RAW RECORDS

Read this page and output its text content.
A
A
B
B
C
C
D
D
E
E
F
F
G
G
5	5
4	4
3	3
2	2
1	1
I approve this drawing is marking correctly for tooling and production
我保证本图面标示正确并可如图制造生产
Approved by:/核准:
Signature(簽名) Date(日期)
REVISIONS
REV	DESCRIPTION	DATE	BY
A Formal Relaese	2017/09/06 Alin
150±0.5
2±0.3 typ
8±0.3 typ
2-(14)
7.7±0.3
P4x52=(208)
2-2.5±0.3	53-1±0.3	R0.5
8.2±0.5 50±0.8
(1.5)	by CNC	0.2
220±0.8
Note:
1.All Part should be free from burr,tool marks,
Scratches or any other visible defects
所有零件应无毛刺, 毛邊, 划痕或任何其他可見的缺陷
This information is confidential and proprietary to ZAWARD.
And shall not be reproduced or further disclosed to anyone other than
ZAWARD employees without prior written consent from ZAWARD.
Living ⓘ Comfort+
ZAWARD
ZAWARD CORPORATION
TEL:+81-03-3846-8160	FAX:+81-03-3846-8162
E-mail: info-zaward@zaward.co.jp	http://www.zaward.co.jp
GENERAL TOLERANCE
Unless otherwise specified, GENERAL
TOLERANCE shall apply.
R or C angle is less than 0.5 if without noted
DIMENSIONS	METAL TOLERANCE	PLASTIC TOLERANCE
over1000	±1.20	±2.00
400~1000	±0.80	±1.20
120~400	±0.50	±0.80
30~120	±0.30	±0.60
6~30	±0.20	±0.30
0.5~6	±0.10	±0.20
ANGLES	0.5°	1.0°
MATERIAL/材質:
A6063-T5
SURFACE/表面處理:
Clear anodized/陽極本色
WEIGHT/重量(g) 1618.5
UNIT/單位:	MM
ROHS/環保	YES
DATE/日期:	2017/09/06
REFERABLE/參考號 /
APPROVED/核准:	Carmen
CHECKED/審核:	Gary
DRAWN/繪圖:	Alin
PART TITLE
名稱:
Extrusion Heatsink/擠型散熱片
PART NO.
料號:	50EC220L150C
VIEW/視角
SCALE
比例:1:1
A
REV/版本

REQUEST
Nothing in the listing may be changed; retype it all exactly.

EXERCISE SOLUTION
Read this page and output its text content.
A
A
B
B
C
C
D
D
E
E
F
F
G
G
5	5
4	4
3	3
2	2
1	1
I approve this drawing is marking correctly for tooling and production
我保证本图面标示正确并可如图制造生产
Approved by:/核准:
Signature(簽名) Date(日期)
REVISIONS
REV	DESCRIPTION	DATE	BY
A Formal Relaese	2017/09/06 Alin
150±0.5
2±0.3 typ
8±0.3 typ
2-(14)
7.7±0.3
P4x52=(208)
2-2.5±0.3	53-1±0.3	R0.5
8.2±0.5 50±0.8
(1.5)	by CNC	0.2
220±0.8
Note:
1.All Part should be free from burr,tool marks,
Scratches or any other visible defects
所有零件应无毛刺, 毛邊, 划痕或任何其他可見的缺陷
This information is confidential and proprietary to ZAWARD.
And shall not be reproduced or further disclosed to anyone other than
ZAWARD employees without prior written consent from ZAWARD.
Living ⓘ Comfort+
ZAWARD
ZAWARD CORPORATION
TEL:+81-03-3846-8160	FAX:+81-03-3846-8162
E-mail: info-zaward@zaward.co.jp	http://www.zaward.co.jp
GENERAL TOLERANCE
Unless otherwise specified, GENERAL
TOLERANCE shall apply.
R or C angle is less than 0.5 if without noted
DIMENSIONS	METAL TOLERANCE	PLASTIC TOLERANCE
over1000	±1.20	±2.00
400~1000	±0.80	±1.20
120~400	±0.50	±0.80
30~120	±0.30	±0.60
6~30	±0.20	±0.30
0.5~6	±0.10	±0.20
ANGLES	0.5°	1.0°
MATERIAL/材質:
A6063-T5
SURFACE/表面處理:
Clear anodized/陽極本色
WEIGHT/重量(g) 1618.5
UNIT/單位:	MM
ROHS/環保	YES
DATE/日期:	2017/09/06
REFERABLE/參考號 /
APPROVED/核准:	Carmen
CHECKED/審核:	Gary
DRAWN/繪圖:	Alin
PART TITLE
名稱:
Extrusion Heatsink/擠型散熱片
PART NO.
料號:	50EC220L150C
VIEW/視角
SCALE
比例:1:1
A
REV/版本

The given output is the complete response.